EXERCISE DESCRIPTION: Do not carry the pictures over; copy every other part of the entries exactly.
──────────
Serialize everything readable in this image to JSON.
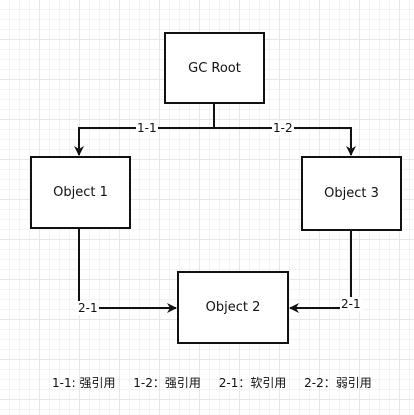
{
  "diagram": {
    "nodes": {
      "gc_root": "GC Root",
      "object_1": "Object 1",
      "object_3": "Object 3",
      "object_2": "Object 2"
    },
    "edges": {
      "root_to_obj1": "1-1",
      "root_to_obj3": "1-2",
      "obj1_to_obj2": "2-1",
      "obj3_to_obj2": "2-1"
    },
    "legend": [
      "1-1: 强引用",
      "1-2：强引用",
      "2-1：软引用",
      "2-2：弱引用"
    ],
    "colors": {
      "stroke": "#111111",
      "grid": "#e7e7e7",
      "background": "#ffffff"
    }
  }
}
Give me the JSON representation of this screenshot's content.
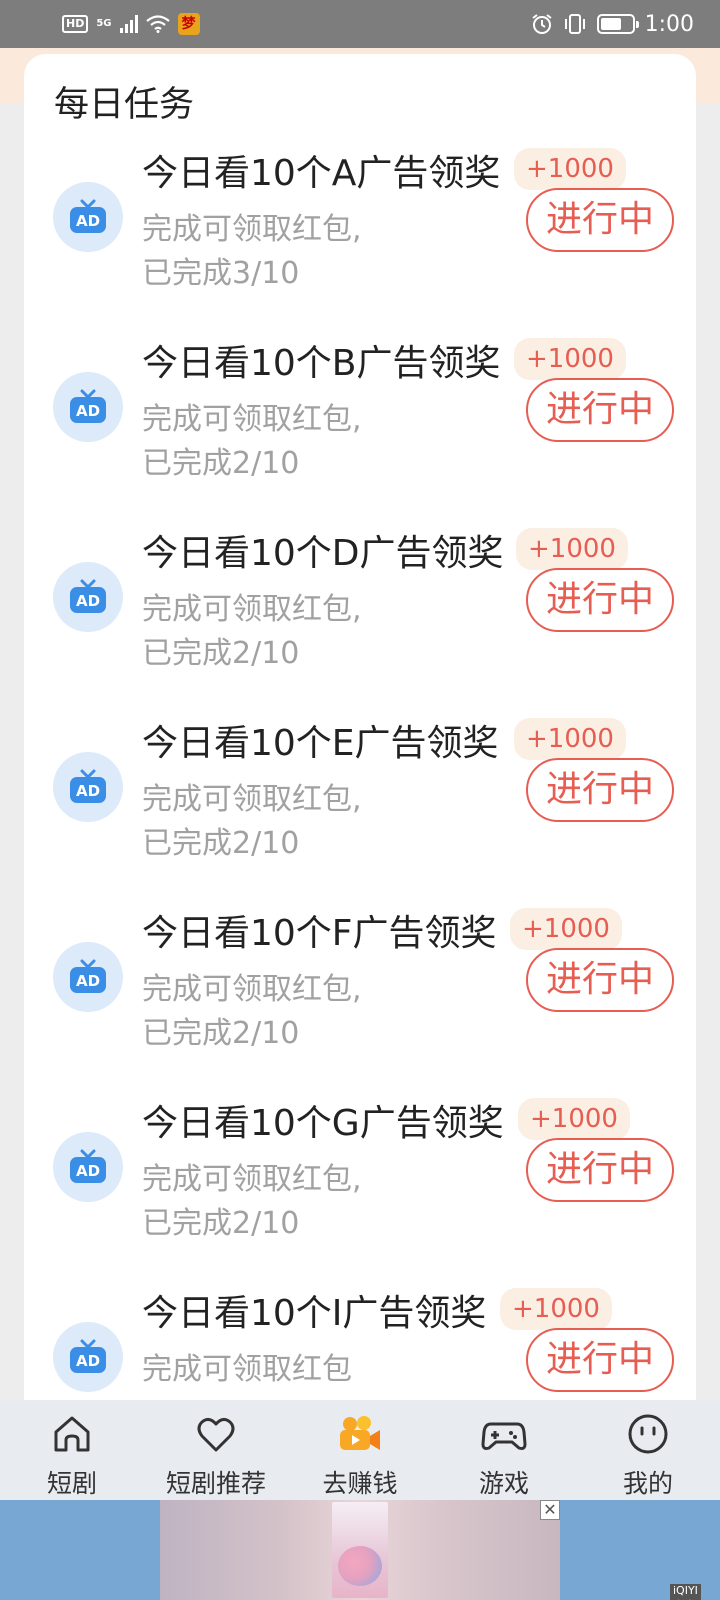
{
  "status_bar": {
    "hd_label": "HD",
    "network_label": "5G",
    "app_badge": "梦",
    "time": "1:00"
  },
  "card": {
    "title": "每日任务"
  },
  "tasks": [
    {
      "title": "今日看10个A广告领奖",
      "reward": "+1000",
      "desc_line1": "完成可领取红包,",
      "desc_line2": "已完成3/10",
      "status": "进行中"
    },
    {
      "title": "今日看10个B广告领奖",
      "reward": "+1000",
      "desc_line1": "完成可领取红包,",
      "desc_line2": "已完成2/10",
      "status": "进行中"
    },
    {
      "title": "今日看10个D广告领奖",
      "reward": "+1000",
      "desc_line1": "完成可领取红包,",
      "desc_line2": "已完成2/10",
      "status": "进行中"
    },
    {
      "title": "今日看10个E广告领奖",
      "reward": "+1000",
      "desc_line1": "完成可领取红包,",
      "desc_line2": "已完成2/10",
      "status": "进行中"
    },
    {
      "title": "今日看10个F广告领奖",
      "reward": "+1000",
      "desc_line1": "完成可领取红包,",
      "desc_line2": "已完成2/10",
      "status": "进行中"
    },
    {
      "title": "今日看10个G广告领奖",
      "reward": "+1000",
      "desc_line1": "完成可领取红包,",
      "desc_line2": "已完成2/10",
      "status": "进行中"
    },
    {
      "title": "今日看10个I广告领奖",
      "reward": "+1000",
      "desc_line1": "完成可领取红包",
      "desc_line2": "",
      "status": "进行中"
    }
  ],
  "ad_icon_label": "AD",
  "tab_bar": {
    "items": [
      {
        "label": "短剧",
        "icon": "home-icon"
      },
      {
        "label": "短剧推荐",
        "icon": "heart-icon"
      },
      {
        "label": "去赚钱",
        "icon": "video-camera-icon",
        "active": true
      },
      {
        "label": "游戏",
        "icon": "gamepad-icon"
      },
      {
        "label": "我的",
        "icon": "face-icon"
      }
    ]
  },
  "ad_banner": {
    "brand": "iQIYI广告",
    "close_glyph": "✕"
  },
  "colors": {
    "accent": "#e65d52",
    "reward_bg": "#fbeee3",
    "icon_bg": "#dceafa",
    "icon_blue": "#3a8ee6",
    "status_bar_bg": "#7d7d7d",
    "tab_bar_bg": "#e8ecf0",
    "ad_bg": "#79a7d3"
  }
}
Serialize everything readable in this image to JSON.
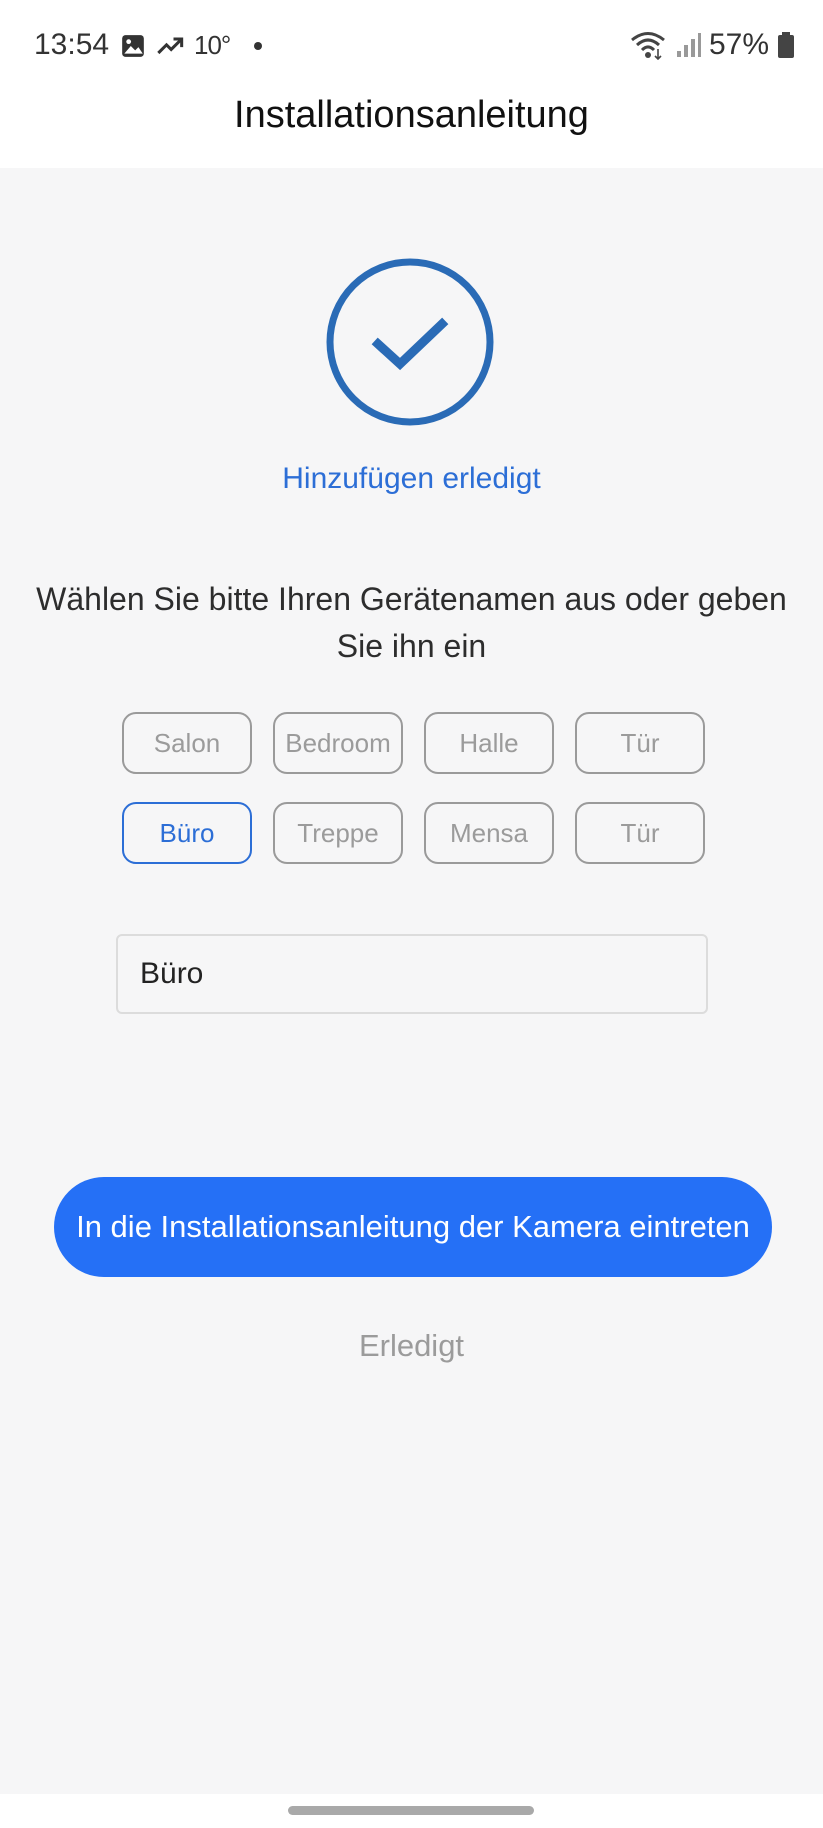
{
  "status_bar": {
    "time": "13:54",
    "temperature": "10°",
    "battery": "57%",
    "icons_left": [
      "gallery-icon",
      "trending-icon",
      "notification-dot"
    ],
    "icons_right": [
      "wifi-icon",
      "signal-icon",
      "battery-icon"
    ]
  },
  "header": {
    "title": "Installationsanleitung"
  },
  "success": {
    "icon": "check-circle-icon",
    "text": "Hinzufügen erledigt",
    "color": "#2c6ed6"
  },
  "prompt": "Wählen Sie bitte Ihren Gerätenamen aus oder geben Sie ihn ein",
  "name_chips": [
    {
      "label": "Salon",
      "selected": false
    },
    {
      "label": "Bedroom",
      "selected": false
    },
    {
      "label": "Halle",
      "selected": false
    },
    {
      "label": "Tür",
      "selected": false
    },
    {
      "label": "Büro",
      "selected": true
    },
    {
      "label": "Treppe",
      "selected": false
    },
    {
      "label": "Mensa",
      "selected": false
    },
    {
      "label": "Tür",
      "selected": false
    }
  ],
  "name_input": {
    "value": "Büro"
  },
  "primary_button": {
    "label": "In die Installationsanleitung der Kamera eintreten",
    "color": "#2570f6"
  },
  "done_link": "Erledigt"
}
──────────
WRITTEN RESPONSE:
Serialize everything readable in this image to JSON.
{
  "diagram": {
    "nodes": {
      "gc_root": "GC Root",
      "object_1": "Object 1",
      "object_3": "Object 3",
      "object_2": "Object 2"
    },
    "edges": {
      "root_to_obj1": "1-1",
      "root_to_obj3": "1-2",
      "obj1_to_obj2": "2-1",
      "obj3_to_obj2": "2-1"
    },
    "legend": [
      "1-1: 强引用",
      "1-2：强引用",
      "2-1：软引用",
      "2-2：弱引用"
    ],
    "colors": {
      "stroke": "#111111",
      "grid": "#e7e7e7",
      "background": "#ffffff"
    }
  }
}
Give me the JSON representation of this screenshot's content.
{
  "status_bar": {
    "hd_label": "HD",
    "network_label": "5G",
    "app_badge": "梦",
    "time": "1:00"
  },
  "card": {
    "title": "每日任务"
  },
  "tasks": [
    {
      "title": "今日看10个A广告领奖",
      "reward": "+1000",
      "desc_line1": "完成可领取红包,",
      "desc_line2": "已完成3/10",
      "status": "进行中"
    },
    {
      "title": "今日看10个B广告领奖",
      "reward": "+1000",
      "desc_line1": "完成可领取红包,",
      "desc_line2": "已完成2/10",
      "status": "进行中"
    },
    {
      "title": "今日看10个D广告领奖",
      "reward": "+1000",
      "desc_line1": "完成可领取红包,",
      "desc_line2": "已完成2/10",
      "status": "进行中"
    },
    {
      "title": "今日看10个E广告领奖",
      "reward": "+1000",
      "desc_line1": "完成可领取红包,",
      "desc_line2": "已完成2/10",
      "status": "进行中"
    },
    {
      "title": "今日看10个F广告领奖",
      "reward": "+1000",
      "desc_line1": "完成可领取红包,",
      "desc_line2": "已完成2/10",
      "status": "进行中"
    },
    {
      "title": "今日看10个G广告领奖",
      "reward": "+1000",
      "desc_line1": "完成可领取红包,",
      "desc_line2": "已完成2/10",
      "status": "进行中"
    },
    {
      "title": "今日看10个I广告领奖",
      "reward": "+1000",
      "desc_line1": "完成可领取红包",
      "desc_line2": "",
      "status": "进行中"
    }
  ],
  "ad_icon_label": "AD",
  "tab_bar": {
    "items": [
      {
        "label": "短剧",
        "icon": "home-icon"
      },
      {
        "label": "短剧推荐",
        "icon": "heart-icon"
      },
      {
        "label": "去赚钱",
        "icon": "video-camera-icon",
        "active": true
      },
      {
        "label": "游戏",
        "icon": "gamepad-icon"
      },
      {
        "label": "我的",
        "icon": "face-icon"
      }
    ]
  },
  "ad_banner": {
    "brand": "iQIYI广告",
    "close_glyph": "✕"
  },
  "colors": {
    "accent": "#e65d52",
    "reward_bg": "#fbeee3",
    "icon_bg": "#dceafa",
    "icon_blue": "#3a8ee6",
    "status_bar_bg": "#7d7d7d",
    "tab_bar_bg": "#e8ecf0",
    "ad_bg": "#79a7d3"
  }
}
Serialize everything readable in this image to JSON.
{
  "status_bar": {
    "time": "13:54",
    "temperature": "10°",
    "battery": "57%",
    "icons_left": [
      "gallery-icon",
      "trending-icon",
      "notification-dot"
    ],
    "icons_right": [
      "wifi-icon",
      "signal-icon",
      "battery-icon"
    ]
  },
  "header": {
    "title": "Installationsanleitung"
  },
  "success": {
    "icon": "check-circle-icon",
    "text": "Hinzufügen erledigt",
    "color": "#2c6ed6"
  },
  "prompt": "Wählen Sie bitte Ihren Gerätenamen aus oder geben Sie ihn ein",
  "name_chips": [
    {
      "label": "Salon",
      "selected": false
    },
    {
      "label": "Bedroom",
      "selected": false
    },
    {
      "label": "Halle",
      "selected": false
    },
    {
      "label": "Tür",
      "selected": false
    },
    {
      "label": "Büro",
      "selected": true
    },
    {
      "label": "Treppe",
      "selected": false
    },
    {
      "label": "Mensa",
      "selected": false
    },
    {
      "label": "Tür",
      "selected": false
    }
  ],
  "name_input": {
    "value": "Büro"
  },
  "primary_button": {
    "label": "In die Installationsanleitung der Kamera eintreten",
    "color": "#2570f6"
  },
  "done_link": "Erledigt"
}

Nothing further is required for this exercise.